WORK TO BE COMPLETED
In the entries below, how many lines hold the string "text"? Give only the number.

---------- ITEMS

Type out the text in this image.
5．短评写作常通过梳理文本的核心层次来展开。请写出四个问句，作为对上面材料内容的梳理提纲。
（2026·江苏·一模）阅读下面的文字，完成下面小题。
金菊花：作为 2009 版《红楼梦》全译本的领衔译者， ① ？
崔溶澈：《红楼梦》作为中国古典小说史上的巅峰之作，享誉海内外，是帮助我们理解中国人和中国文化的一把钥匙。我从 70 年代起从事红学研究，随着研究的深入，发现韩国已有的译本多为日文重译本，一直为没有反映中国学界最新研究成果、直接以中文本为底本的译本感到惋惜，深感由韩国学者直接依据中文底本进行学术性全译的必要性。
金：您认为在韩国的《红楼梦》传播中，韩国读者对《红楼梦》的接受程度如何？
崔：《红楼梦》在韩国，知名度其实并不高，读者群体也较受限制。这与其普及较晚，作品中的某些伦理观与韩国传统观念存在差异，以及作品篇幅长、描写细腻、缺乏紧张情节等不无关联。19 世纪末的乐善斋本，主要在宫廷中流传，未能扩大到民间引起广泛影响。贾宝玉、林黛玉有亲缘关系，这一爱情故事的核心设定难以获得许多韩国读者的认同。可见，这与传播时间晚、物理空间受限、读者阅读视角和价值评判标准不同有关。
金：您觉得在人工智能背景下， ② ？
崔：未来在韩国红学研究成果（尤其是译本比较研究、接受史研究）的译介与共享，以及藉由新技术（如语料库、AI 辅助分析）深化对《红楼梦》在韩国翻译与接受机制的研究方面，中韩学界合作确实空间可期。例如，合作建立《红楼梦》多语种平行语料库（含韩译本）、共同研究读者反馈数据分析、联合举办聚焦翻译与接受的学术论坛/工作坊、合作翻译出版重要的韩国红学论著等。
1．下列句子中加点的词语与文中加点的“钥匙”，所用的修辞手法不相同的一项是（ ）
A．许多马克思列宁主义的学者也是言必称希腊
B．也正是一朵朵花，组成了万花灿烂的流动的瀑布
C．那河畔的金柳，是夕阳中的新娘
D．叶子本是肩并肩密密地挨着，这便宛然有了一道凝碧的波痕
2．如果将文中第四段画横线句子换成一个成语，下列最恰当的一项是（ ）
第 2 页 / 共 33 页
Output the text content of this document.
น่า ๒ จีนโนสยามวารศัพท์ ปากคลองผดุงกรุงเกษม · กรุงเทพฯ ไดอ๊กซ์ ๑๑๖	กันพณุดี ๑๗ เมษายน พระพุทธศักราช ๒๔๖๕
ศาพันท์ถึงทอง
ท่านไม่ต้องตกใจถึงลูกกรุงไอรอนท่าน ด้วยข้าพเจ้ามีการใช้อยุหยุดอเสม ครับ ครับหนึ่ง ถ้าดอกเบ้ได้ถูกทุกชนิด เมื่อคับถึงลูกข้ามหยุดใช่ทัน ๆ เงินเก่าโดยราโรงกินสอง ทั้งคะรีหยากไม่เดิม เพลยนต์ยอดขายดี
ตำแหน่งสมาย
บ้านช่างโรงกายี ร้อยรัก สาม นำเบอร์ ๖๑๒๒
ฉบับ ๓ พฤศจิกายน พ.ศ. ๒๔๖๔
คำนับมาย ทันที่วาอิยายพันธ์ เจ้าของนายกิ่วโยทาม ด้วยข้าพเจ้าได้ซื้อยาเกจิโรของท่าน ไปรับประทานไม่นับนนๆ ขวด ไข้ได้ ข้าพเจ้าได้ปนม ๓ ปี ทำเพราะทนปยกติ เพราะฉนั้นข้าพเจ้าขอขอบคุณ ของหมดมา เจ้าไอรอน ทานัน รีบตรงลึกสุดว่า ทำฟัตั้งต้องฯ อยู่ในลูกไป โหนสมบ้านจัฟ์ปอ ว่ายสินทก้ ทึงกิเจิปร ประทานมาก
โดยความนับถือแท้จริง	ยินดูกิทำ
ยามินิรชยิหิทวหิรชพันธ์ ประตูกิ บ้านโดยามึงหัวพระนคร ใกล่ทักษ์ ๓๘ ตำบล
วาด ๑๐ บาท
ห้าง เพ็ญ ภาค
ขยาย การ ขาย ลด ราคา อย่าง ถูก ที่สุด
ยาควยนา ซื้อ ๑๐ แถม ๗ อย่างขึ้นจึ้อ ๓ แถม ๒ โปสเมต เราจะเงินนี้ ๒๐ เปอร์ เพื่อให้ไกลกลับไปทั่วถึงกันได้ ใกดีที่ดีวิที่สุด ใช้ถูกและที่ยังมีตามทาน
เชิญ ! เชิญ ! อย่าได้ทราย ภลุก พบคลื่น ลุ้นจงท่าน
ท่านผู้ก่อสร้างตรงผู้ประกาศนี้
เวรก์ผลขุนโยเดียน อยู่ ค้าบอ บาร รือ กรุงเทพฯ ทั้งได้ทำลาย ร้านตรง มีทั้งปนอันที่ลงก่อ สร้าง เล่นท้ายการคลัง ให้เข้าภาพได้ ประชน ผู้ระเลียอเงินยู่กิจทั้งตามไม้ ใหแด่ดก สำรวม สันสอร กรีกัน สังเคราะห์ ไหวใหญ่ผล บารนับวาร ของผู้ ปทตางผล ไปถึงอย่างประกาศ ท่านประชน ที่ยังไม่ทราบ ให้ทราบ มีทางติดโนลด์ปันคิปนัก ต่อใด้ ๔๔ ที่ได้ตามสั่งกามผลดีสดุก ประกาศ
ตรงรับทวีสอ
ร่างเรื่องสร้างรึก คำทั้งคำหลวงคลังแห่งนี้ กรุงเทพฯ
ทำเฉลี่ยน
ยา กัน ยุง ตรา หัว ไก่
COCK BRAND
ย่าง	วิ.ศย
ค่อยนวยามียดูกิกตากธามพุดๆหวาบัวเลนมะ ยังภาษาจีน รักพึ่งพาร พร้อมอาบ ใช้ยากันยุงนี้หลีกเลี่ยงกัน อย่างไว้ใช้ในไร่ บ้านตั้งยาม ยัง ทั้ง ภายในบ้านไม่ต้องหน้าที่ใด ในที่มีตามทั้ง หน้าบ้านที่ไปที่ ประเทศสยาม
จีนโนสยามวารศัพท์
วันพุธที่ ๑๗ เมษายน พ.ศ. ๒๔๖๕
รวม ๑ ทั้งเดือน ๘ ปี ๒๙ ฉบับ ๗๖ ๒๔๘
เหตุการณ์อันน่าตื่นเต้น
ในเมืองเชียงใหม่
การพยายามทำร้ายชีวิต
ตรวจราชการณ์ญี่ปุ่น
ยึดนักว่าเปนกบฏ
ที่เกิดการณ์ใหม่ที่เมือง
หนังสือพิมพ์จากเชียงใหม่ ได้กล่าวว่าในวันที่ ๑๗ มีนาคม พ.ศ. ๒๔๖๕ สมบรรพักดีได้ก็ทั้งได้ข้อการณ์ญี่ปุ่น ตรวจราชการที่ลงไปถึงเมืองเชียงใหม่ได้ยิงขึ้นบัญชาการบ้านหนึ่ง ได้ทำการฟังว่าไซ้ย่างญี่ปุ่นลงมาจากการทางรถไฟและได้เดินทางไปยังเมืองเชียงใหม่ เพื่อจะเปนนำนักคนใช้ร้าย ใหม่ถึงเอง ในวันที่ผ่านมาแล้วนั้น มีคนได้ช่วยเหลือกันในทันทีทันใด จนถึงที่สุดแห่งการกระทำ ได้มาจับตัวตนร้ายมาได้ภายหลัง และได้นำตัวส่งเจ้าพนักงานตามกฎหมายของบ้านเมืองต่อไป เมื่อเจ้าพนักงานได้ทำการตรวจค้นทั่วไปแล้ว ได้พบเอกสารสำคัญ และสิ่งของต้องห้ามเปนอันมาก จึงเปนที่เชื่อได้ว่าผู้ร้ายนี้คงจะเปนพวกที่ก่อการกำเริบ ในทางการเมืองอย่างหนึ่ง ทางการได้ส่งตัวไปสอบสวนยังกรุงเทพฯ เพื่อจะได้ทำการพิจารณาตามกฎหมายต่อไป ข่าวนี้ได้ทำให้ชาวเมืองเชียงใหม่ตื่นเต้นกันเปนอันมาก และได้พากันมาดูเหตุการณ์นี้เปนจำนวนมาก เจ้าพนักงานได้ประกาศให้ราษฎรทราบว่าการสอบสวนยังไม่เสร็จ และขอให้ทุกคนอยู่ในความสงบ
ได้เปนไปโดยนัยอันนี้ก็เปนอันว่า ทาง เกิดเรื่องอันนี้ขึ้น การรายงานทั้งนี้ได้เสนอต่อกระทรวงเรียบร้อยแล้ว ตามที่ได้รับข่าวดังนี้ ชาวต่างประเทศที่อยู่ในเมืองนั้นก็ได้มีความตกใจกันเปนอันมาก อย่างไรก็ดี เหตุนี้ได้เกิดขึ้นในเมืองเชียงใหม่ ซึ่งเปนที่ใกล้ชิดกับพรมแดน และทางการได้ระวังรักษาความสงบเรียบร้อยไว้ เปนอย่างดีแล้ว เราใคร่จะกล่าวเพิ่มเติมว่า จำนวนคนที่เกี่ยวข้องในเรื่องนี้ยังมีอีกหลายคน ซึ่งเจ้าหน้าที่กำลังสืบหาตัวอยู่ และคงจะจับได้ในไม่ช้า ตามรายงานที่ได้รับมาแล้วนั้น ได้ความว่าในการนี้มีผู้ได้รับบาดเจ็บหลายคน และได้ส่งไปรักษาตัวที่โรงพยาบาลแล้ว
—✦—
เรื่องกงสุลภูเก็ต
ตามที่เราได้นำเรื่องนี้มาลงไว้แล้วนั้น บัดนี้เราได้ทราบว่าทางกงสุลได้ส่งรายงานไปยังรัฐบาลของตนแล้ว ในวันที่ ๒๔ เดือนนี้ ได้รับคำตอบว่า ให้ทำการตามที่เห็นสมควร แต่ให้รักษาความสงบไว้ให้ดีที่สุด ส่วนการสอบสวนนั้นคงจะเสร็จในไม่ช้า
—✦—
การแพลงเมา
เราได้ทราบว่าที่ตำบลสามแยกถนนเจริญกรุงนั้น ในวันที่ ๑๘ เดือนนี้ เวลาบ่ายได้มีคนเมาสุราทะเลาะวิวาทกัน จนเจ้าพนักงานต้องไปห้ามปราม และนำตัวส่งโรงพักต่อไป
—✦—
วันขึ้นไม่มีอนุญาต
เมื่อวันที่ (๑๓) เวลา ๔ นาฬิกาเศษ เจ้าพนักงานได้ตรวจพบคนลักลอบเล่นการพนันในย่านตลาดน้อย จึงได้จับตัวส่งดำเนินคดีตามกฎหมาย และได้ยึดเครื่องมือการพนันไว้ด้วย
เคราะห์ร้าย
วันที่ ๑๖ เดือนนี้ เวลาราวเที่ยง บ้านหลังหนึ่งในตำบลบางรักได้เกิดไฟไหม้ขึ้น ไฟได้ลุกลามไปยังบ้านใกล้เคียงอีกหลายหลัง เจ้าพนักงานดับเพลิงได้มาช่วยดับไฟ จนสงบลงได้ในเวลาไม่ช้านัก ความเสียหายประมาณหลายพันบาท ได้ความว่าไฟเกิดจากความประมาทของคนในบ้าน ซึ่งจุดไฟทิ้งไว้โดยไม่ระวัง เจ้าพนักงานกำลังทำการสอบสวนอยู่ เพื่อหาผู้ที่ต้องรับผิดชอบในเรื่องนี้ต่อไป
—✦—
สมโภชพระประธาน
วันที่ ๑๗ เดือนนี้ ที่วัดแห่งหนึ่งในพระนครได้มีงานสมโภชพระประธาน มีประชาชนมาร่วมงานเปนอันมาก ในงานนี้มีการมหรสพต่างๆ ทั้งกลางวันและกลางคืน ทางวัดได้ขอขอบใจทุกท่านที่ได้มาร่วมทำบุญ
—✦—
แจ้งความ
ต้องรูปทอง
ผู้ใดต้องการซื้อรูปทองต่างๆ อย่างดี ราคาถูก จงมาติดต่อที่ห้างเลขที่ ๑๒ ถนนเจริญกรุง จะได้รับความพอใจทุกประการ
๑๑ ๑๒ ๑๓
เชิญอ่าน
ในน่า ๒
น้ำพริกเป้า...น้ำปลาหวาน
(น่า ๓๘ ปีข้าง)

--------------------

SOLUTION FOR THIS EXERCISE
2